- **What you will do**
Turn the item lines into a JSON list of strings, one string per line and no blank lines, starting with the line that contains "Detect and localize" and going on through the line that contains "svg-text:?: ? bbox=[209, 498, 215, 509]".

- **Supplied information**
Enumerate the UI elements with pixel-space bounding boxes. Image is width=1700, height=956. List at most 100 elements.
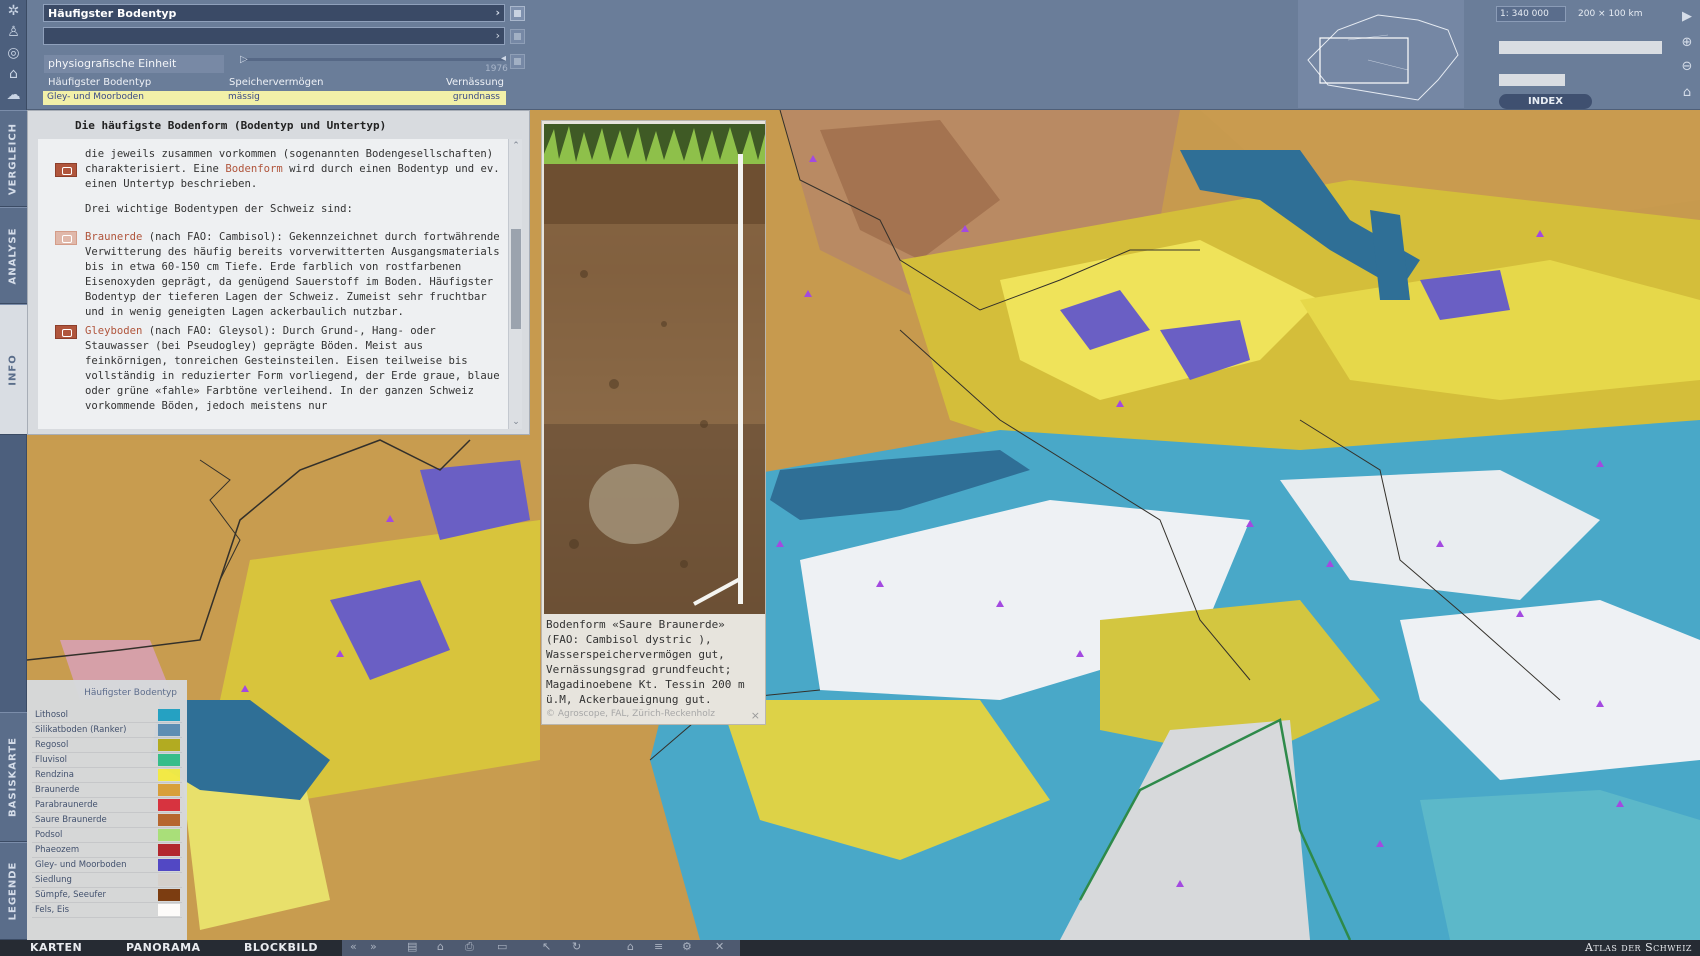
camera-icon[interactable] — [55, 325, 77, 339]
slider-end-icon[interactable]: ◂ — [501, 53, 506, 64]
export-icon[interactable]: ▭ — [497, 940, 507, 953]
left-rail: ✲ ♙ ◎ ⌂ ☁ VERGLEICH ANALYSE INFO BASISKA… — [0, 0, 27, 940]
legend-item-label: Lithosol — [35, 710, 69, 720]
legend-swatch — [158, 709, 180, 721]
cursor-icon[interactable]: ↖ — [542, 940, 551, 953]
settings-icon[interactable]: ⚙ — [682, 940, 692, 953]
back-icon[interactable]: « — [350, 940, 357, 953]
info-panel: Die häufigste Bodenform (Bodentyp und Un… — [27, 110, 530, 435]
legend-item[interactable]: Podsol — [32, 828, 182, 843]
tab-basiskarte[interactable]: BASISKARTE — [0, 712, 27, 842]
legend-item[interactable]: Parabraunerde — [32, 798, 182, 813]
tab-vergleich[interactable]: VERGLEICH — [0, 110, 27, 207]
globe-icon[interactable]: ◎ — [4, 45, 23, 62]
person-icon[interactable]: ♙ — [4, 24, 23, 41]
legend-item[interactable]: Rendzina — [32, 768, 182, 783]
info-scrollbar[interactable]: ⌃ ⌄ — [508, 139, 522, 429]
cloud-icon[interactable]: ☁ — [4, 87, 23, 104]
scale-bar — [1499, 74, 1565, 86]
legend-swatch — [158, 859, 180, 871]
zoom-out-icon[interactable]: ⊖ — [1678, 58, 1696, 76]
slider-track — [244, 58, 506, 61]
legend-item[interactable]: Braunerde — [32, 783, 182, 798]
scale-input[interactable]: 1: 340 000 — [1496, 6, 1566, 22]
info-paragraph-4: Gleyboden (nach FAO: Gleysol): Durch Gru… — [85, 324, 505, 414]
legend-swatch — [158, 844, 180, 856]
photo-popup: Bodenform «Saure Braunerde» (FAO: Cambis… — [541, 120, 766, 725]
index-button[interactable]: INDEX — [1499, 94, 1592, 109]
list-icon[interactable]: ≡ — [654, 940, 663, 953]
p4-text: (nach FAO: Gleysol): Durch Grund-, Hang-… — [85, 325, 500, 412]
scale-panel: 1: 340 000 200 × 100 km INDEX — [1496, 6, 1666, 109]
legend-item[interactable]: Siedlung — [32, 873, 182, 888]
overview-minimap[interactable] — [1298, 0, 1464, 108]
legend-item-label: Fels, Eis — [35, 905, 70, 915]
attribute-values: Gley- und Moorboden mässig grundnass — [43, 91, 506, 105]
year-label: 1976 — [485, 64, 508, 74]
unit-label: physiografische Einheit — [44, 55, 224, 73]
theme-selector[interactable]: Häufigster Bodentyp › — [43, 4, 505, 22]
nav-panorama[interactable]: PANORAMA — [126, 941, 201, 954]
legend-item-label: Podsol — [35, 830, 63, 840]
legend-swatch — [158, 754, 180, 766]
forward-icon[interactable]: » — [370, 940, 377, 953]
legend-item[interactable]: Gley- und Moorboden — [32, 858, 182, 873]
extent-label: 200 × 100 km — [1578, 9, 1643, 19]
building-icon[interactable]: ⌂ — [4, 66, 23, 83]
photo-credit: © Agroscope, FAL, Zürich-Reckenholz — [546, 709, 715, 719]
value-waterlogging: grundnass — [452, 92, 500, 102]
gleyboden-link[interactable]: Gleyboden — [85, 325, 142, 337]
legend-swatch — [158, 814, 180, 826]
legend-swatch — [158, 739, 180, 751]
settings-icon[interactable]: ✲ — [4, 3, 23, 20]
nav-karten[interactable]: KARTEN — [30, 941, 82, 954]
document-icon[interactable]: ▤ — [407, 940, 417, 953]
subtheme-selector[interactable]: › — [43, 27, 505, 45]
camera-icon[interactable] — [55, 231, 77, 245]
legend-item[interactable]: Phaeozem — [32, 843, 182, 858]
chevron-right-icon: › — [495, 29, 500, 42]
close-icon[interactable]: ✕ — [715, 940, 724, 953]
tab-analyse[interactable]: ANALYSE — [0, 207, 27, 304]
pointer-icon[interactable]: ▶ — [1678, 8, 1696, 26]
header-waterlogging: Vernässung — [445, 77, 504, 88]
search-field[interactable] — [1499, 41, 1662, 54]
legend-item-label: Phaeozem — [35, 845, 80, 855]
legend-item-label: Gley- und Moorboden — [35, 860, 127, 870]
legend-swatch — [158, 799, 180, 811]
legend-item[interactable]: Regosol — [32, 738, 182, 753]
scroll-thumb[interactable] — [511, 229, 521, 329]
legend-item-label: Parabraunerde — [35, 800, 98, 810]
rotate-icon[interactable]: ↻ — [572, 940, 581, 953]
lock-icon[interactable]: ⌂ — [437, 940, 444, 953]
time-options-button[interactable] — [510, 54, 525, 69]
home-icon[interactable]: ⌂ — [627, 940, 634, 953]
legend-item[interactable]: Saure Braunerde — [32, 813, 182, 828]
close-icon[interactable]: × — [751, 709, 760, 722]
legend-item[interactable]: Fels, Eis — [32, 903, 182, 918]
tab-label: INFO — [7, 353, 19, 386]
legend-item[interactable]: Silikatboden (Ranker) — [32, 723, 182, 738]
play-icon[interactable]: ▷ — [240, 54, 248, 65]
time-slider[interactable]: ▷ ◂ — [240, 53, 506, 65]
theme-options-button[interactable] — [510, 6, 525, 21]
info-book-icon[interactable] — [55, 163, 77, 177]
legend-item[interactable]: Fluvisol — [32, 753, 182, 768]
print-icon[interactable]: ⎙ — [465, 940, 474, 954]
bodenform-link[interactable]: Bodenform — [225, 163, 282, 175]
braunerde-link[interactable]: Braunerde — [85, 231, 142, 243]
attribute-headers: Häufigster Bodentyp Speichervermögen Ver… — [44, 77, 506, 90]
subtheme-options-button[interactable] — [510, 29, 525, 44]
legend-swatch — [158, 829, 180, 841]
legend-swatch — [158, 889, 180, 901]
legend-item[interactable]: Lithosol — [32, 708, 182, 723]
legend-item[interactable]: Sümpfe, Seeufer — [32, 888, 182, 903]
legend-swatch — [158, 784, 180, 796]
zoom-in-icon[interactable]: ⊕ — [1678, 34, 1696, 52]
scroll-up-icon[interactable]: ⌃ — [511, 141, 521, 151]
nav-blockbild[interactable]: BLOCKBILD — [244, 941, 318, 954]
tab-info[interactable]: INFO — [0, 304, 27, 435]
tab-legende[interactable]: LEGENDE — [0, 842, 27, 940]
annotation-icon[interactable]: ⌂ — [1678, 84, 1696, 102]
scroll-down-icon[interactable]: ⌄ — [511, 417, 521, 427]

...

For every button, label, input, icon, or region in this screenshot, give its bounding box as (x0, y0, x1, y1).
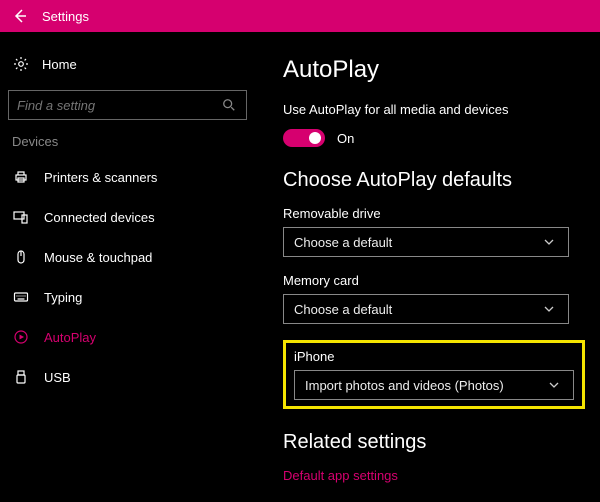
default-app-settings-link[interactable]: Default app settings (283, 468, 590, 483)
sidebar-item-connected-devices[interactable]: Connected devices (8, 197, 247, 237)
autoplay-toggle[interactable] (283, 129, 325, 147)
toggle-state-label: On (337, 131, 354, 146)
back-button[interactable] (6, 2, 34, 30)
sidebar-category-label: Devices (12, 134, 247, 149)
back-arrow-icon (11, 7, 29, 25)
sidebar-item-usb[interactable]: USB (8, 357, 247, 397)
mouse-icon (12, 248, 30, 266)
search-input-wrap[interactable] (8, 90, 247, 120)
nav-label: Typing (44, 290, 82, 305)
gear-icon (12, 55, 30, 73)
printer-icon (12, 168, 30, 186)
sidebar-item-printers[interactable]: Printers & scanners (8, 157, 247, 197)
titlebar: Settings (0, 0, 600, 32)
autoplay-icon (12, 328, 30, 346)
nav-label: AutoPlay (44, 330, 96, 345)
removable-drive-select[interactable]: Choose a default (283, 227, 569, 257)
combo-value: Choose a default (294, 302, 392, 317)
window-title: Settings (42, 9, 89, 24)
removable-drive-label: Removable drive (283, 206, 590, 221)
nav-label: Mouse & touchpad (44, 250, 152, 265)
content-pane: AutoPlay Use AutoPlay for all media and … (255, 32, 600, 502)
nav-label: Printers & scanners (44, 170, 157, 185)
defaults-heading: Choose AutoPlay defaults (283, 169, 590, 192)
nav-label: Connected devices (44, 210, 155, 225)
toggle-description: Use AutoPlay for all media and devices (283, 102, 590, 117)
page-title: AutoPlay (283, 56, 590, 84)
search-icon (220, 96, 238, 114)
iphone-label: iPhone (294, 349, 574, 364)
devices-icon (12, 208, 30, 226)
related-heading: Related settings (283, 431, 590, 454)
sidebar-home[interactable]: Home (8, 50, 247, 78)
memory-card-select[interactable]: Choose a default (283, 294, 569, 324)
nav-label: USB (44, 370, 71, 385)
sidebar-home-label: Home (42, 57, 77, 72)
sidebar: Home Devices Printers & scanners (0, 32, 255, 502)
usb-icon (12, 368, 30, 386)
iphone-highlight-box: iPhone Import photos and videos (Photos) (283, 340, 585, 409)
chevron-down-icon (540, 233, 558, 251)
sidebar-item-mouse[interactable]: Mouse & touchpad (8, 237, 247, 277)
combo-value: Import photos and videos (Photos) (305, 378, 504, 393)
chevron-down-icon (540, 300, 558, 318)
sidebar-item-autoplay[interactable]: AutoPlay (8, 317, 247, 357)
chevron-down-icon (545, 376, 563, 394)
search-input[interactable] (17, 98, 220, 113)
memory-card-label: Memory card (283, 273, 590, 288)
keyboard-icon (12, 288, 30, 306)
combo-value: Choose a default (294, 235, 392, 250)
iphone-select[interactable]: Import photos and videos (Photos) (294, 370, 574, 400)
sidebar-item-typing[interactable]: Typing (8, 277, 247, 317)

...

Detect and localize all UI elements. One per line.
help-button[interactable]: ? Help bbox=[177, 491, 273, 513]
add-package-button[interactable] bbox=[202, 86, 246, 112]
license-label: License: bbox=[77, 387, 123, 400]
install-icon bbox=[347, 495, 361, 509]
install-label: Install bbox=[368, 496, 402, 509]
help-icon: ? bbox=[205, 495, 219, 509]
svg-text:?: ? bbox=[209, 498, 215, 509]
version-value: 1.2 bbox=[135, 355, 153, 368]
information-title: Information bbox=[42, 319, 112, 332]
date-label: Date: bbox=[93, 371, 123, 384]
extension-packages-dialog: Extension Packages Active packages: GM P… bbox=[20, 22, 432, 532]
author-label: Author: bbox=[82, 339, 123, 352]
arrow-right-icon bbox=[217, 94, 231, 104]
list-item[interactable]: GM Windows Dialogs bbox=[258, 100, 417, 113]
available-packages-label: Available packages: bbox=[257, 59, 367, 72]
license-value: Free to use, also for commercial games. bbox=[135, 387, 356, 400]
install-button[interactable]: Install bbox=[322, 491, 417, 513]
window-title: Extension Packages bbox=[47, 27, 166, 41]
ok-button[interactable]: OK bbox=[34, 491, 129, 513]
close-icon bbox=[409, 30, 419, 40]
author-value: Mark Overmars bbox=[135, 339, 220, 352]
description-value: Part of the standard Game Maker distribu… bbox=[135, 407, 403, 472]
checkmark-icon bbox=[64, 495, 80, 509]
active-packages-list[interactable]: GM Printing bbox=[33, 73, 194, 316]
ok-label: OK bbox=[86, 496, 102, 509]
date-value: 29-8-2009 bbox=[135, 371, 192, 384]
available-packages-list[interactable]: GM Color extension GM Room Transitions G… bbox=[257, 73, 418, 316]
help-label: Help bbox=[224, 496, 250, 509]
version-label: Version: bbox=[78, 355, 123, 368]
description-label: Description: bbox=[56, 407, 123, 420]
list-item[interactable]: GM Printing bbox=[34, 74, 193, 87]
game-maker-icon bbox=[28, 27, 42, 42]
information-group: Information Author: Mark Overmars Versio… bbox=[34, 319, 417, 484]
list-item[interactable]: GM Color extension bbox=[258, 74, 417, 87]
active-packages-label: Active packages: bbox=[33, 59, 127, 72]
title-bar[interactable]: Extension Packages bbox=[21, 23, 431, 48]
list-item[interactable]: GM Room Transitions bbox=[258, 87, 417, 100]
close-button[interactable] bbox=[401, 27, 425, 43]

- **Written solution**
[
  "Detect and localize all UI elements. One per line.",
  "help-button[interactable]: ? Help bbox=[177, 491, 273, 513]",
  "add-package-button[interactable] bbox=[202, 86, 246, 112]",
  "license-label: License: bbox=[77, 387, 123, 400]",
  "install-icon bbox=[347, 495, 361, 509]",
  "install-label: Install bbox=[368, 496, 402, 509]",
  "help-icon: ? bbox=[205, 495, 219, 509]",
  "svg-text:?: ? bbox=[209, 498, 215, 509]"
]